*** Opening TASK INPUTS ***
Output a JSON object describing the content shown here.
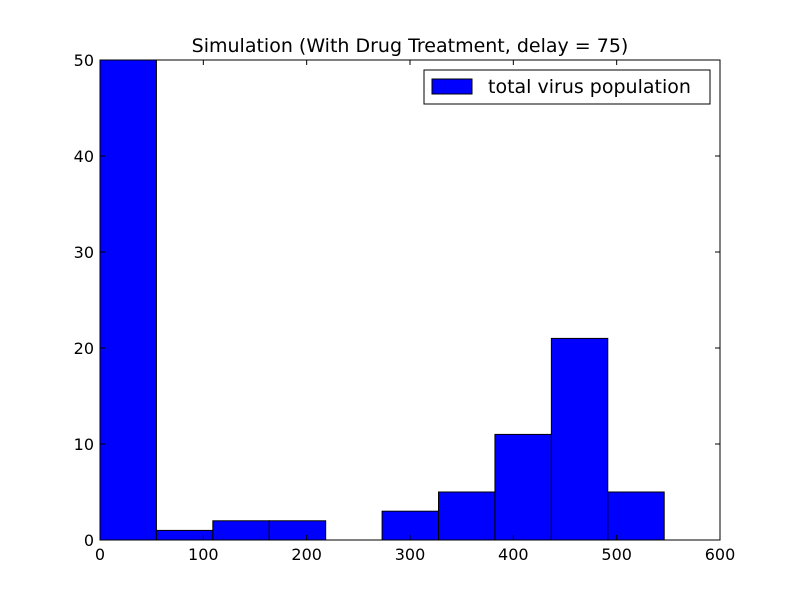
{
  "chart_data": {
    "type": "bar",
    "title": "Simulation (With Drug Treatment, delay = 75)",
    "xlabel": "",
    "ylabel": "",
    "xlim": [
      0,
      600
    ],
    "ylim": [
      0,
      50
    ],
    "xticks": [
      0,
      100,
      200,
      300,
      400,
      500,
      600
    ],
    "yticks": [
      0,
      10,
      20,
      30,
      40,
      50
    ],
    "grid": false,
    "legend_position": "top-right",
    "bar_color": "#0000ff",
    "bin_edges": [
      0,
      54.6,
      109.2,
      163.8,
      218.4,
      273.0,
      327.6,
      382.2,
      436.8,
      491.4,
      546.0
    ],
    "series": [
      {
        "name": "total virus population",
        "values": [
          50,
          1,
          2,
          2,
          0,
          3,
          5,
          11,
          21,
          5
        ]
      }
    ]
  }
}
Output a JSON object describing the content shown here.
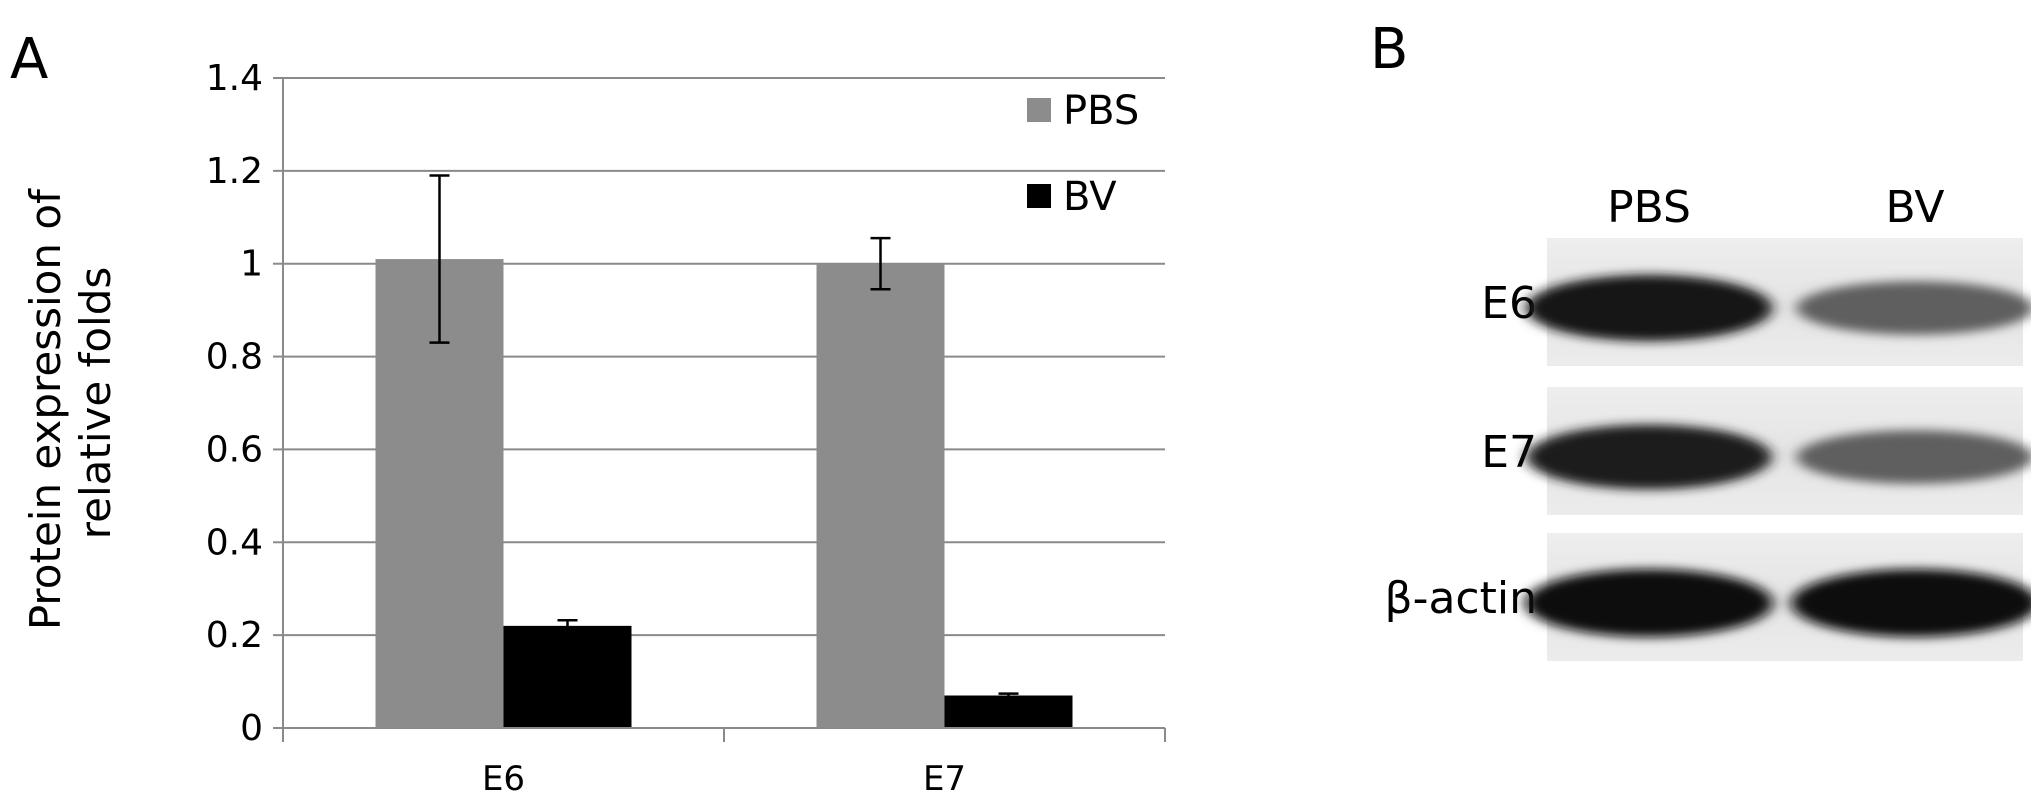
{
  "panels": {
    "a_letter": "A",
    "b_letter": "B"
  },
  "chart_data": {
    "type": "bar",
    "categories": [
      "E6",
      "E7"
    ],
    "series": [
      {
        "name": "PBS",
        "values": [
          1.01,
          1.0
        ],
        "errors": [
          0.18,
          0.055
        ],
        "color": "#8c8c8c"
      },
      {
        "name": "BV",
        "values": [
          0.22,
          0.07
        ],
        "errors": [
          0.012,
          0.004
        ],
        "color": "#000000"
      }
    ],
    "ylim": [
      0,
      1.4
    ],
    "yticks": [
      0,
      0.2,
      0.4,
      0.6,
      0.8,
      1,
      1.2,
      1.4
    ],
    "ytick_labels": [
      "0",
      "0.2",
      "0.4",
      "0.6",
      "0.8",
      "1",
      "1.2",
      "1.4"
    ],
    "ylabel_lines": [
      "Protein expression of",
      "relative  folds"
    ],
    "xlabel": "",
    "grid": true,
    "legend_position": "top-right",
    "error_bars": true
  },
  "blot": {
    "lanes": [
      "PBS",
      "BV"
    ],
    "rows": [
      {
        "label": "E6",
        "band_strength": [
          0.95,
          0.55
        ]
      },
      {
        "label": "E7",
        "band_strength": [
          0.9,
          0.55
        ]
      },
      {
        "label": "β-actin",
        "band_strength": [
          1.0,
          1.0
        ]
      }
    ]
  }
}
*** Closing TASK INPUTS ***
*** Opening TASK INPUTS ***
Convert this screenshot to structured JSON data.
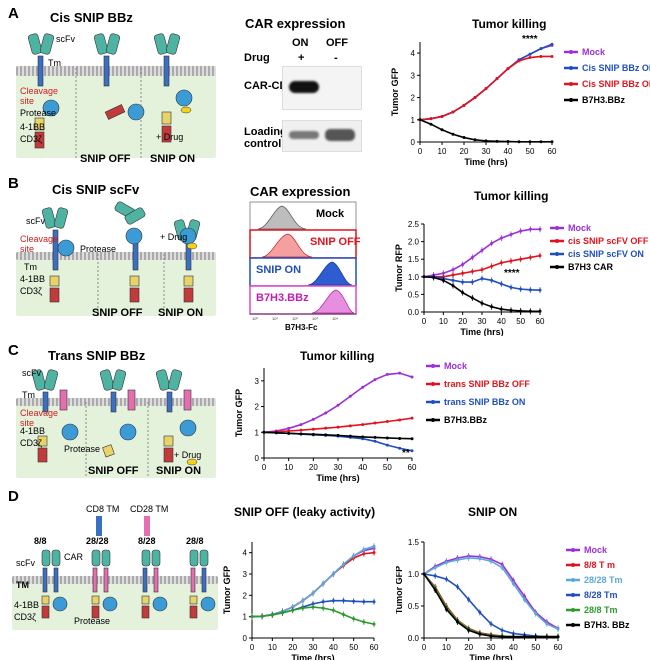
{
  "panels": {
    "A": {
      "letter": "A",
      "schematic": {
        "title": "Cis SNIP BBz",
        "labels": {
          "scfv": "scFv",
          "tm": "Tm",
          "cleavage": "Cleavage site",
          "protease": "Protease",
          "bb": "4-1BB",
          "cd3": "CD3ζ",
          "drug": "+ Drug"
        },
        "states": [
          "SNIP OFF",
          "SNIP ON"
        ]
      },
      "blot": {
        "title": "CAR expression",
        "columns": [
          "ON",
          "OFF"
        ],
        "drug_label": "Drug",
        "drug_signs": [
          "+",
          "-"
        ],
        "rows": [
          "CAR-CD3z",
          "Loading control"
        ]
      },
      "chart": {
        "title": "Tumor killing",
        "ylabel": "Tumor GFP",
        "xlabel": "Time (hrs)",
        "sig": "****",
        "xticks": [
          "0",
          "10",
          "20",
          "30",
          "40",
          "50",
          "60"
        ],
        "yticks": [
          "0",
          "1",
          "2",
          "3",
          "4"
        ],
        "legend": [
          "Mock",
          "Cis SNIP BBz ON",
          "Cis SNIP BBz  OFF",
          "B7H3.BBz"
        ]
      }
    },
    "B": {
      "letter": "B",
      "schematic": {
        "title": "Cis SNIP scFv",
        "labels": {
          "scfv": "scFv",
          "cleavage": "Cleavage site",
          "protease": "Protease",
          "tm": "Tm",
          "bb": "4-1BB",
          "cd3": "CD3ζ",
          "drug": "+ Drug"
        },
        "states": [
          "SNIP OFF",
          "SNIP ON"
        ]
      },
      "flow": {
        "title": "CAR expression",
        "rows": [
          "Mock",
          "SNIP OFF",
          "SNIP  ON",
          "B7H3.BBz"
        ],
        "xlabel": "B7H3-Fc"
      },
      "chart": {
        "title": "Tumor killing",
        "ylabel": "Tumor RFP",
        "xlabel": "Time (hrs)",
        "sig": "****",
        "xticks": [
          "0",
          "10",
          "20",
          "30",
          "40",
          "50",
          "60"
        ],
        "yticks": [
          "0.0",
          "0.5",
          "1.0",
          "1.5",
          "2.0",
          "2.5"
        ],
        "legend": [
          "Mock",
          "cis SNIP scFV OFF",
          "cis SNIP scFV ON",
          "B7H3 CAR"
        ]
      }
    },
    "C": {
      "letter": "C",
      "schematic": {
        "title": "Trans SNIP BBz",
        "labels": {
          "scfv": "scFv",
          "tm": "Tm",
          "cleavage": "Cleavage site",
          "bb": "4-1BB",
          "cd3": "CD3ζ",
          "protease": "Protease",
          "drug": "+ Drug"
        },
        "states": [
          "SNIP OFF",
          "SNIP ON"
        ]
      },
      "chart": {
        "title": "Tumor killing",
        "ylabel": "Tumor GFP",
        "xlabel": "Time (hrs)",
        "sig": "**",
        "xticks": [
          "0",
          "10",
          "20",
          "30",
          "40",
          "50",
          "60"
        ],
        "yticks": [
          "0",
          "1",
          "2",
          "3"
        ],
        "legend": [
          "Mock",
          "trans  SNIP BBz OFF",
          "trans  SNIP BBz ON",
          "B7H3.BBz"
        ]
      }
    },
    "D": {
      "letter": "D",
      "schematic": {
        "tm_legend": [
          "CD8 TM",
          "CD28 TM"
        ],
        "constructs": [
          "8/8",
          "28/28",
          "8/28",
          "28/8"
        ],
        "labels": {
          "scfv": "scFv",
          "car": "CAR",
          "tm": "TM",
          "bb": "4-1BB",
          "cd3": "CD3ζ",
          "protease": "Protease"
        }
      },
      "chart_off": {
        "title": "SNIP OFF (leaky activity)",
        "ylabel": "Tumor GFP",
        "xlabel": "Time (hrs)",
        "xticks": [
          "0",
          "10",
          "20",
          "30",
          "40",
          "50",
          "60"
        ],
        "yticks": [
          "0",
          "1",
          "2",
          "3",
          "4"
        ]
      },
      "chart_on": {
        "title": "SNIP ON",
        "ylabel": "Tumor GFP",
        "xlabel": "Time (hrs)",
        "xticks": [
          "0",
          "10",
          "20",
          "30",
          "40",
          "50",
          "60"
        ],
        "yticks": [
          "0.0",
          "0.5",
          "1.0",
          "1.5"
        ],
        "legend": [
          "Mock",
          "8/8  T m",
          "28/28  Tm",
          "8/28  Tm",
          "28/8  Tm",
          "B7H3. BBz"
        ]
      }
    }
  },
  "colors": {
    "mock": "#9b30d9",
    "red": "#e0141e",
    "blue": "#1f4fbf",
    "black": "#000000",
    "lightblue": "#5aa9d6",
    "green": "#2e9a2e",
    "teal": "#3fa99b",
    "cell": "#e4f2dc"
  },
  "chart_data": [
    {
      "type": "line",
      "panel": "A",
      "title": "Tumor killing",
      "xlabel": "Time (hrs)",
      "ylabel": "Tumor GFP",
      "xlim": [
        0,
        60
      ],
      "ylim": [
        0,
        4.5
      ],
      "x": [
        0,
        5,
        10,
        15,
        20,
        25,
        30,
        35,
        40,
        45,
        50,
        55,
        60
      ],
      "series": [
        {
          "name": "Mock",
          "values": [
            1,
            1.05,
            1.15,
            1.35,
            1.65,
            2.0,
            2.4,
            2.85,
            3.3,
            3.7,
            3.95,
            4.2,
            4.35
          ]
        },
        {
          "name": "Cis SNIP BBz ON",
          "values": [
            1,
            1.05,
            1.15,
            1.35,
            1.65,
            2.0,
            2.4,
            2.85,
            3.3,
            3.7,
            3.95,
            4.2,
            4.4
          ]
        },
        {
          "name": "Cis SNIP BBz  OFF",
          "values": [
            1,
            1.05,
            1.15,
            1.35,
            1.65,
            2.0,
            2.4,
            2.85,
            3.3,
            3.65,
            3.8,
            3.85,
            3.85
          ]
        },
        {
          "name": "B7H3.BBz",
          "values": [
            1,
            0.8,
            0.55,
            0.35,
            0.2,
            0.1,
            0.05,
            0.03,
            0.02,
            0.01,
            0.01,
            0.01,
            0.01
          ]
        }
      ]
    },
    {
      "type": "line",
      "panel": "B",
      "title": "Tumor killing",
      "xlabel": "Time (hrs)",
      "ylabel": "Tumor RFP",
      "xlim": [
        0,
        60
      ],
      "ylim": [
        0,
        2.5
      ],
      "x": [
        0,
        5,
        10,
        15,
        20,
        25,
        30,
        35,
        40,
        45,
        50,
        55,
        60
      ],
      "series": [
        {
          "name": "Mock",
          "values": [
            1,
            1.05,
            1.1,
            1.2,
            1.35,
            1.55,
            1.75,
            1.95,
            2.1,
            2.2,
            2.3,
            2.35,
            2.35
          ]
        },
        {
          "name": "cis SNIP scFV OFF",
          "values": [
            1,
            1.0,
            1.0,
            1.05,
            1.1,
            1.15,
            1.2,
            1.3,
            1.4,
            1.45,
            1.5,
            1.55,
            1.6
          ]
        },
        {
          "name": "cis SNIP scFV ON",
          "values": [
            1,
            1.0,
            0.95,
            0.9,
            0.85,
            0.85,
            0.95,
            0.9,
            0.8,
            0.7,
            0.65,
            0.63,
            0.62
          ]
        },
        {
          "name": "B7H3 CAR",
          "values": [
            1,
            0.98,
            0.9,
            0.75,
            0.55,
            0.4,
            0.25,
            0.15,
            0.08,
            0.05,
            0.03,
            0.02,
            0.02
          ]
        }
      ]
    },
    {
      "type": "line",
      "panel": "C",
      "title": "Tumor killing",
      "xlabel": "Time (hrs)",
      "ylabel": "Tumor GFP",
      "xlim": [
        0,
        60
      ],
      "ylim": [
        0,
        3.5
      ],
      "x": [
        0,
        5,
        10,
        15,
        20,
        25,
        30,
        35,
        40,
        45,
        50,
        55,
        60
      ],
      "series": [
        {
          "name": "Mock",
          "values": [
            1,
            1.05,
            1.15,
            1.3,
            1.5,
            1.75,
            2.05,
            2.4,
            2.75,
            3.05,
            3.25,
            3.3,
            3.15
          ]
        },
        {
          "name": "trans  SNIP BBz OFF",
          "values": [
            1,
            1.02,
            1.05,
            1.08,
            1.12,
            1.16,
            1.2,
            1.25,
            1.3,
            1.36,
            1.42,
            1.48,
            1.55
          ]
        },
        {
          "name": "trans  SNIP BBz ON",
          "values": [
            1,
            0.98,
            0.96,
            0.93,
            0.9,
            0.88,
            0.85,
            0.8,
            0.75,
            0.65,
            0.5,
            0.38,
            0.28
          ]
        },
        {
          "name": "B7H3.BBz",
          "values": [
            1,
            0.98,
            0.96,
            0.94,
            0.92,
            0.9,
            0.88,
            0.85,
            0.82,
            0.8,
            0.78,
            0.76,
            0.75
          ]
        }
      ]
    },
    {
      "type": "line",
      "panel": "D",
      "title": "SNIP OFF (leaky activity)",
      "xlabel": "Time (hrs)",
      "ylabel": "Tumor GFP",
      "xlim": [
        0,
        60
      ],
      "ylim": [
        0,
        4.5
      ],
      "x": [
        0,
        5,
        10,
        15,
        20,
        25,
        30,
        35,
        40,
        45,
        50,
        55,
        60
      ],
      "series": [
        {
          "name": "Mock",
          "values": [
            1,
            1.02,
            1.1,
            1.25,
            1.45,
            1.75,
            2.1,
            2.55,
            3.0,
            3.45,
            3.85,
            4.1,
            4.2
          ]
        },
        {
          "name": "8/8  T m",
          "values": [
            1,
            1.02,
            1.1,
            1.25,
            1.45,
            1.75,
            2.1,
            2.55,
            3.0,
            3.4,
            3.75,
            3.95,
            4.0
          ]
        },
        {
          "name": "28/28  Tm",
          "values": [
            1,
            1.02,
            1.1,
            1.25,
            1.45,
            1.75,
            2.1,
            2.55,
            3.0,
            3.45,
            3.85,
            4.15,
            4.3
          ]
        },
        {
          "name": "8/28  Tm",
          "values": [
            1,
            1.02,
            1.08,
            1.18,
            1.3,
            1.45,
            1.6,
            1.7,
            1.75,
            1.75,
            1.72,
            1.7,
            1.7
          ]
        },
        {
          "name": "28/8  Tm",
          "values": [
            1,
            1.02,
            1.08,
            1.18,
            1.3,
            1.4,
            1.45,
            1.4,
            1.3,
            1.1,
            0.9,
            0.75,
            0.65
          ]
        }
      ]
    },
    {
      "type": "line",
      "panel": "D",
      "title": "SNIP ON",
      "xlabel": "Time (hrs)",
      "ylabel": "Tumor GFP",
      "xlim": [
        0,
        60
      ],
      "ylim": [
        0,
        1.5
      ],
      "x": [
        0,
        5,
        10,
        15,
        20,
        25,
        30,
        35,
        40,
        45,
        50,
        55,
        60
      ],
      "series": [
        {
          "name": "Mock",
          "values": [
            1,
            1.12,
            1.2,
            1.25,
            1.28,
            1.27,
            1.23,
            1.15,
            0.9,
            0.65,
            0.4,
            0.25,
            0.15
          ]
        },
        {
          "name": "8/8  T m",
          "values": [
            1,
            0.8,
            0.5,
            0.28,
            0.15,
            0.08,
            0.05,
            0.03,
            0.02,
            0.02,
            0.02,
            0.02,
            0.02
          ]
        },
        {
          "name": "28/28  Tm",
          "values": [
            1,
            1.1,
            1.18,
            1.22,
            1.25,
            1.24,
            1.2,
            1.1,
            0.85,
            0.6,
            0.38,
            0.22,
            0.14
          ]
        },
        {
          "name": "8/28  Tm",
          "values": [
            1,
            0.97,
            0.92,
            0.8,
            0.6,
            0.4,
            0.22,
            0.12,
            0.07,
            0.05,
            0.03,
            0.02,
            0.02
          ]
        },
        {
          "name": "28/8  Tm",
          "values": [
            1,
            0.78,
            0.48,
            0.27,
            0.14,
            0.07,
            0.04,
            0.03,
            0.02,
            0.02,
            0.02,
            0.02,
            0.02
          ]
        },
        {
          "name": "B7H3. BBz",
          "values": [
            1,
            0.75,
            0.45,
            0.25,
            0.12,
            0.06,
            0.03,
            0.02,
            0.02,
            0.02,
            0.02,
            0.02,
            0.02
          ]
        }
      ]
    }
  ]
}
*** Closing TASK INPUTS ***
The answer should be a single number giving how many lines in the records hold the word "leaky".

2